◆ **Texte d'étude**:
Elle estime que les partenariats entre les banques africaines et mondiales seront essentiels pour combler le fossé. « L’Afrique offre un immense potentiel en matière d’infrastructures, d’énergies renouvelables et de minéraux essentiels, autant de secteurs qui nécessitent des investissements en dollars, souligne la PDG. Cependant, devenir une banque de compensation en dollars est coûteux. Les banques locales, limitées par des notations de crédit inférieures, ont du mal à rivaliser avec les institutions mondiales doublement ou triplement notées. »

En s’associant à des banques mondiales pour le financement en dollars tout en gérant les transactions locales de manière indépendante, les opérateurs africains peuvent prendre leur destin financier en main et accéder aux marchés internationaux des capitaux.

Le cas JPMorgan

Malgré la domination des établissements locaux, certains prêteurs mondiaux voient encore des opportunités en Afrique. En octobre 2024, le PDG de JPMorgan, Jamie Dimon, s’est rendu au Kenya où il a annoncé son intention d’ouvrir un bureau de représentation, avant d’aller au Nigeria et en Afrique du Sud. « Ne vous méprenez pas, JPMorgan est une grande institution, analyse un banquier chevronné couvrant l’Afrique et le Moyen-Orient. Mais débarquera-t-elle en Afrique et s’y installera-t-elle de manière significative? Je serais stupéfait si c’était le cas. »

L’approche de JPMorgan illustre le retour de la « banque valise », qui s’engage sur les marchés africains, mais évite d’y établir une présence physique significative. Plutôt que d’entrer en concurrence directe, les banques mondiales se concentreront probablement sur des transactions sélectives de grande valeur, laissant à leurs consœurs locales, le soin de répondre aux besoins de financement quotidiens des entreprises africaines.

Pourtant, malgré leur expansion, les banques africaines ont encore du mal à gagner la confiance des investisseurs mondiaux, qui restent prudents face aux risques réglementaires, à l’instabilité politique et à la transparence des marchés. « Les petites banques africaines deviendront-elles bientôt des institutions à part entière, compétitives à l’échelle mondiale? Probablement pas, estime un banquier d’affaires. Mais cela ne veut pas dire qu’elles ne peuvent pas prospérer. »

◆ **Données répertoriées**:
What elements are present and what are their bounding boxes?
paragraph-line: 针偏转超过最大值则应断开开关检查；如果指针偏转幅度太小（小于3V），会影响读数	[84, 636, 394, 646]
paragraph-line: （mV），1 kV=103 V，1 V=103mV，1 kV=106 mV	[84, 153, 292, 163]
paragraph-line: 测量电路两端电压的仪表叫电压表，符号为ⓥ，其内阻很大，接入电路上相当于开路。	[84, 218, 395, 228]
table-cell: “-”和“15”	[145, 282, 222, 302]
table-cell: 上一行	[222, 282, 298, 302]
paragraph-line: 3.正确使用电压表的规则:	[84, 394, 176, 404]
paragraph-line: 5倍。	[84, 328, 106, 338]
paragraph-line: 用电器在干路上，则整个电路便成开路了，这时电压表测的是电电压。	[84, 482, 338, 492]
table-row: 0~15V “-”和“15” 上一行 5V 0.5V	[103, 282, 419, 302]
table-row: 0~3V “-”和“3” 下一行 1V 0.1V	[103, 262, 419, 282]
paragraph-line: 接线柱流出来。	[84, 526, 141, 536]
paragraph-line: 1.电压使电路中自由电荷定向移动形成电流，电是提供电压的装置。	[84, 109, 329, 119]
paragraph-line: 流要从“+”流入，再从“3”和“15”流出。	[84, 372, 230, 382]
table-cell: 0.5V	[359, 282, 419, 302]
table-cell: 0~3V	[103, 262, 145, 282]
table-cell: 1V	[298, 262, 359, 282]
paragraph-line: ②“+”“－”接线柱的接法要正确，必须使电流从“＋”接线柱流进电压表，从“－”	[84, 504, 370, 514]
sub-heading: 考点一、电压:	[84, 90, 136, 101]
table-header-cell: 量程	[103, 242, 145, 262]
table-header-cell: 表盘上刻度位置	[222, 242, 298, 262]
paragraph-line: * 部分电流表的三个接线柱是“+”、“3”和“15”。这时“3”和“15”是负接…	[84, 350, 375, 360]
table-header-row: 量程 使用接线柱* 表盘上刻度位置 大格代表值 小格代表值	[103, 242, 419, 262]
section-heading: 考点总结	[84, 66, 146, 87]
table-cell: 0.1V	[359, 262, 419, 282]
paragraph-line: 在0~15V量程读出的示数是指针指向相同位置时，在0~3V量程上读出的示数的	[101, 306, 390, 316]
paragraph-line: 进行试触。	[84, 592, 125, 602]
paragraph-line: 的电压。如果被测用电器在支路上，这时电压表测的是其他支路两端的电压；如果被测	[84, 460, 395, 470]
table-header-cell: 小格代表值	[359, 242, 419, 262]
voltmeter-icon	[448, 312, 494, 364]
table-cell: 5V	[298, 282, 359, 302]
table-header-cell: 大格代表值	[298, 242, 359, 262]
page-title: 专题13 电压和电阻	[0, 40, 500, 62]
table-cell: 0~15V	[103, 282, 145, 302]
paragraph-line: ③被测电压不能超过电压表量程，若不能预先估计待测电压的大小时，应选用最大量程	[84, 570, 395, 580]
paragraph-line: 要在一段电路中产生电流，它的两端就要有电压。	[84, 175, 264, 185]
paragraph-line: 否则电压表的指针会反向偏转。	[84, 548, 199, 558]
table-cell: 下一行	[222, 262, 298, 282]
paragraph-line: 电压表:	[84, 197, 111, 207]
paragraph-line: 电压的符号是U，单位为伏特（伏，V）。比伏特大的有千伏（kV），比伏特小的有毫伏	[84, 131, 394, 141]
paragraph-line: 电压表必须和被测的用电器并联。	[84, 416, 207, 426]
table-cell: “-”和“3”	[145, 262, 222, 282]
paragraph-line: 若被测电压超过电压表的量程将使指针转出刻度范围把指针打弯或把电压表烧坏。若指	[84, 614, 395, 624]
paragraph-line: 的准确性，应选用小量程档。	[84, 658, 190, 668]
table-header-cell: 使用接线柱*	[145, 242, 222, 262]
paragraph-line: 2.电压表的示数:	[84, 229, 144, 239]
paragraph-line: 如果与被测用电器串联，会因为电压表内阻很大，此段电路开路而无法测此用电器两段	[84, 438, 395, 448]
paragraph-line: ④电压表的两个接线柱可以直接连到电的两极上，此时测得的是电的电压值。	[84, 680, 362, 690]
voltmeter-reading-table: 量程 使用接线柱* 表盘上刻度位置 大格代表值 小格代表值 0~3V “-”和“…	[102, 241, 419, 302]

◆ **Liste des tâches**:
(A) Dans l'extrait sur les banques africaines, en quel mois et en quelle année le PDG de JPMorgan s'est-il rendu au Kenya ?
(B) Dans l'extrait sur les banques africaines, reprenez le passage allant de « En s’associant à » jusqu'à « internationaux des capitaux. » inclus, en remplaçant « opérateurs africains » par « acteurs africains ».
Répondez en vous fondant uniquement sur l'extrait sur les banques africaines.

◆ **Problèmes résolus**:
(A) En octobre 2024.

(B)
En s’associant à des banques mondiales pour le financement en dollars tout en gérant les transactions locales de manière indépendante, les acteurs africains peuvent prendre leur destin financier en main et accéder aux marchés internationaux des capitaux.